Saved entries
◆ ◆ ◆ ◆ ◆ ◆ ◆
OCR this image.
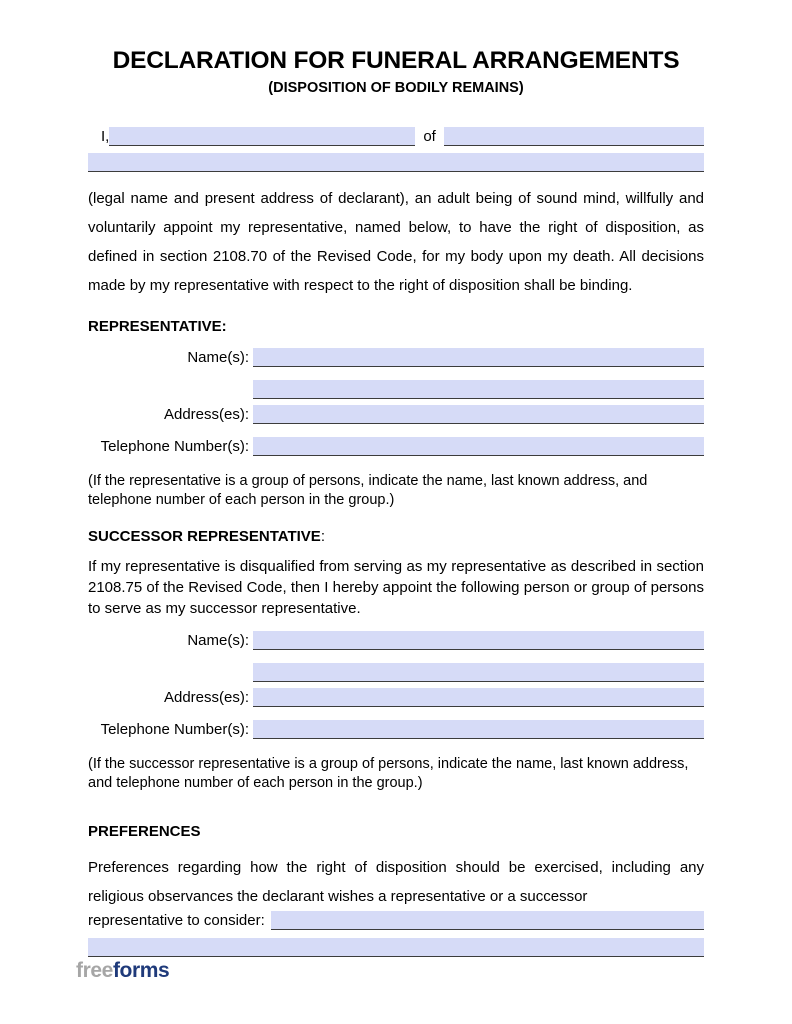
DECLARATION FOR FUNERAL ARRANGEMENTS

(DISPOSITION OF BODILY REMAINS)

I,	of

(legal name and present address of declarant), an adult being of sound mind, willfully and voluntarily appoint my representative, named below, to have the right of disposition, as defined in section 2108.70 of the Revised Code, for my body upon my death. All decisions made by my representative with respect to the right of disposition shall be binding.

REPRESENTATIVE:
Name(s):
Address(es):
Telephone Number(s):

(If the representative is a group of persons, indicate the name, last known address, and telephone number of each person in the group.)

SUCCESSOR REPRESENTATIVE:

If my representative is disqualified from serving as my representative as described in section 2108.75 of the Revised Code, then I hereby appoint the following person or group of persons to serve as my successor representative.

Name(s):
Address(es):
Telephone Number(s):

(If the successor representative is a group of persons, indicate the name, last known address, and telephone number of each person in the group.)

PREFERENCES

Preferences regarding how the right of disposition should be exercised, including any religious observances the declarant wishes a representative or a successor

representative to consider:
freeforms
◆ ◆ ◆ ◆ ◆ ◆ ◆
Pull out every line holding "each" from the records above, and copy it.

_Answer for the task:_
(If the representative is a group of persons, indicate the name, last known address, and telephone number of each person in the group.)
(If the successor representative is a group of persons, indicate the name, last known address, and telephone number of each person in the group.)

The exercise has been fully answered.